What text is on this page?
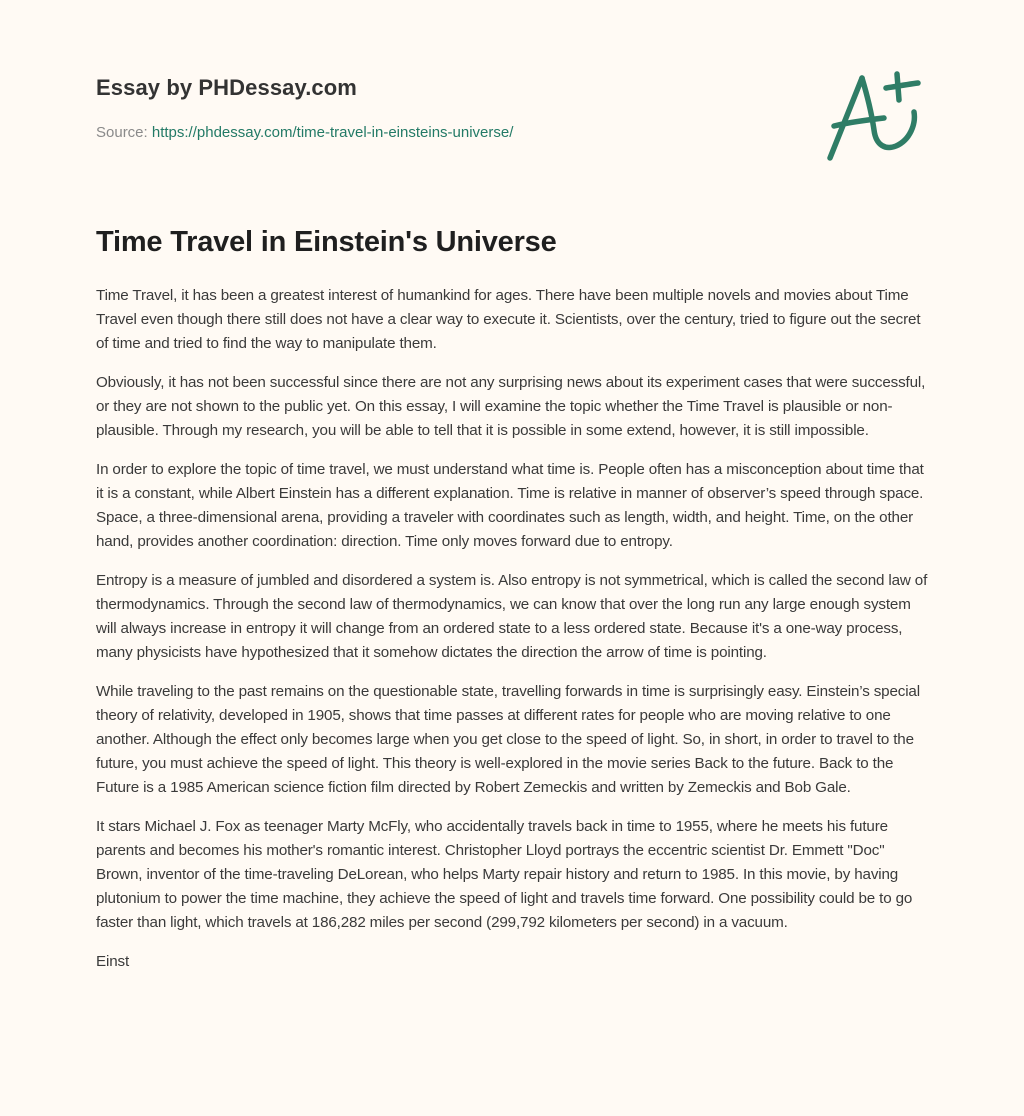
Essay by PHDessay.com
Source: https://phdessay.com/time-travel-in-einsteins-universe/
Time Travel in Einstein's Universe

Time Travel, it has been a greatest interest of humankind for ages. There have been multiple novels and movies about Time Travel even though there still does not have a clear way to execute it. Scientists, over the century, tried to figure out the secret of time and tried to find the way to manipulate them.

Obviously, it has not been successful since there are not any surprising news about its experiment cases that were successful, or they are not shown to the public yet. On this essay, I will examine the topic whether the Time Travel is plausible or non-plausible. Through my research, you will be able to tell that it is possible in some extend, however, it is still impossible.

In order to explore the topic of time travel, we must understand what time is. People often has a misconception about time that it is a constant, while Albert Einstein has a different explanation. Time is relative in manner of observer’s speed through space. Space, a three-dimensional arena, providing a traveler with coordinates such as length, width, and height. Time, on the other hand, provides another coordination: direction. Time only moves forward due to entropy.

Entropy is a measure of jumbled and disordered a system is. Also entropy is not symmetrical, which is called the second law of thermodynamics. Through the second law of thermodynamics, we can know that over the long run any large enough system will always increase in entropy it will change from an ordered state to a less ordered state. Because it's a one-way process, many physicists have hypothesized that it somehow dictates the direction the arrow of time is pointing.

While traveling to the past remains on the questionable state, travelling forwards in time is surprisingly easy. Einstein’s special theory of relativity, developed in 1905, shows that time passes at different rates for people who are moving relative to one another. Although the effect only becomes large when you get close to the speed of light. So, in short, in order to travel to the future, you must achieve the speed of light. This theory is well-explored in the movie series Back to the future. Back to the Future is a 1985 American science fiction film directed by Robert Zemeckis and written by Zemeckis and Bob Gale.

It stars Michael J. Fox as teenager Marty McFly, who accidentally travels back in time to 1955, where he meets his future parents and becomes his mother's romantic interest. Christopher Lloyd portrays the eccentric scientist Dr. Emmett "Doc" Brown, inventor of the time-traveling DeLorean, who helps Marty repair history and return to 1985. In this movie, by having plutonium to power the time machine, they achieve the speed of light and travels time forward. One possibility could be to go faster than light, which travels at 186,282 miles per second (299,792 kilometers per second) in a vacuum.

Einst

# # # # # # #

_SET PROBLEM:_
Write out the listing word for word, omitting the pictures it holds.

_RESULT OF THIS EXERCISE:_
What text is on this page?
Essay by PHDessay.com
Source: https://phdessay.com/time-travel-in-einsteins-universe/
Time Travel in Einstein's Universe

Time Travel, it has been a greatest interest of humankind for ages. There have been multiple novels and movies about Time Travel even though there still does not have a clear way to execute it. Scientists, over the century, tried to figure out the secret of time and tried to find the way to manipulate them.

Obviously, it has not been successful since there are not any surprising news about its experiment cases that were successful, or they are not shown to the public yet. On this essay, I will examine the topic whether the Time Travel is plausible or non-plausible. Through my research, you will be able to tell that it is possible in some extend, however, it is still impossible.

In order to explore the topic of time travel, we must understand what time is. People often has a misconception about time that it is a constant, while Albert Einstein has a different explanation. Time is relative in manner of observer’s speed through space. Space, a three-dimensional arena, providing a traveler with coordinates such as length, width, and height. Time, on the other hand, provides another coordination: direction. Time only moves forward due to entropy.

Entropy is a measure of jumbled and disordered a system is. Also entropy is not symmetrical, which is called the second law of thermodynamics. Through the second law of thermodynamics, we can know that over the long run any large enough system will always increase in entropy it will change from an ordered state to a less ordered state. Because it's a one-way process, many physicists have hypothesized that it somehow dictates the direction the arrow of time is pointing.

While traveling to the past remains on the questionable state, travelling forwards in time is surprisingly easy. Einstein’s special theory of relativity, developed in 1905, shows that time passes at different rates for people who are moving relative to one another. Although the effect only becomes large when you get close to the speed of light. So, in short, in order to travel to the future, you must achieve the speed of light. This theory is well-explored in the movie series Back to the future. Back to the Future is a 1985 American science fiction film directed by Robert Zemeckis and written by Zemeckis and Bob Gale.

It stars Michael J. Fox as teenager Marty McFly, who accidentally travels back in time to 1955, where he meets his future parents and becomes his mother's romantic interest. Christopher Lloyd portrays the eccentric scientist Dr. Emmett "Doc" Brown, inventor of the time-traveling DeLorean, who helps Marty repair history and return to 1985. In this movie, by having plutonium to power the time machine, they achieve the speed of light and travels time forward. One possibility could be to go faster than light, which travels at 186,282 miles per second (299,792 kilometers per second) in a vacuum.

Einst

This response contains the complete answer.